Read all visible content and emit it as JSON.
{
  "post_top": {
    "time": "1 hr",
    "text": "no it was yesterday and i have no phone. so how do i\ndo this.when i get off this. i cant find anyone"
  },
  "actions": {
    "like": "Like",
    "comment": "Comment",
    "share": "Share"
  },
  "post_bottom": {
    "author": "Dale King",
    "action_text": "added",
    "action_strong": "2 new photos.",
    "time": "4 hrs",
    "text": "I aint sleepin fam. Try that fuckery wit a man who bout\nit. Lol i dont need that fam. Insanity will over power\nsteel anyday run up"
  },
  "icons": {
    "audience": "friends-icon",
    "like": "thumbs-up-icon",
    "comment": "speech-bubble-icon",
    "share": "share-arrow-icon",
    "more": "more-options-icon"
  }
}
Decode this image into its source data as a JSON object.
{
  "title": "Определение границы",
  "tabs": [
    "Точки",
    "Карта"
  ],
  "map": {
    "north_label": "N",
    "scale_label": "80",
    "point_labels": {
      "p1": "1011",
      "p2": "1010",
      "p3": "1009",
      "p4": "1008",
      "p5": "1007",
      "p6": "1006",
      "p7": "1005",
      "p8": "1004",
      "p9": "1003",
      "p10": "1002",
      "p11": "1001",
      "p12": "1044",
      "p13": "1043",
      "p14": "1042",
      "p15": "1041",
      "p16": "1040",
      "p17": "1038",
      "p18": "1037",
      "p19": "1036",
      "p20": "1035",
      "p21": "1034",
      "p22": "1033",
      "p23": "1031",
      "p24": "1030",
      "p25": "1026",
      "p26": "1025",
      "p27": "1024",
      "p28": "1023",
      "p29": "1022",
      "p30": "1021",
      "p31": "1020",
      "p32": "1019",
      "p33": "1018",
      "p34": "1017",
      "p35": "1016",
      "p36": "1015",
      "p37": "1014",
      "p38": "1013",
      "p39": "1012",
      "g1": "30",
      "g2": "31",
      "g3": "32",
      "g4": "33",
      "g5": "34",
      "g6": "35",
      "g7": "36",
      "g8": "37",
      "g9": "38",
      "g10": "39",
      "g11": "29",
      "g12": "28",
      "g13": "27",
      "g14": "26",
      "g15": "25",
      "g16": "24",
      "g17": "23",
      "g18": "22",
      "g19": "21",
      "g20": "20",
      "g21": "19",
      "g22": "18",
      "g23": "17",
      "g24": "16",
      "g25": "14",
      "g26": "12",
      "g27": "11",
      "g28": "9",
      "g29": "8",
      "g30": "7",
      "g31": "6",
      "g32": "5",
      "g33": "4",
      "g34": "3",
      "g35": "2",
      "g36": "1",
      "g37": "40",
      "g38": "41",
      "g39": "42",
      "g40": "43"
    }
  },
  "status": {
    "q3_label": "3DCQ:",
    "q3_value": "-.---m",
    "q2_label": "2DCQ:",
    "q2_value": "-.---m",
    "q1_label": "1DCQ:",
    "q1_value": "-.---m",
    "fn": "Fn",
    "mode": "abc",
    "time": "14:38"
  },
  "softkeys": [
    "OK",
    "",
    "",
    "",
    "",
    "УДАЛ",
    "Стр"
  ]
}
————
Given instruction:
Copy each line of the data that contains the word "this".

Task response:
    "text": "no it was yesterday and i have no phone. so how do i\ndo this.when i get off this. i cant find anyone"
Decode this image into its source data as a JSON object.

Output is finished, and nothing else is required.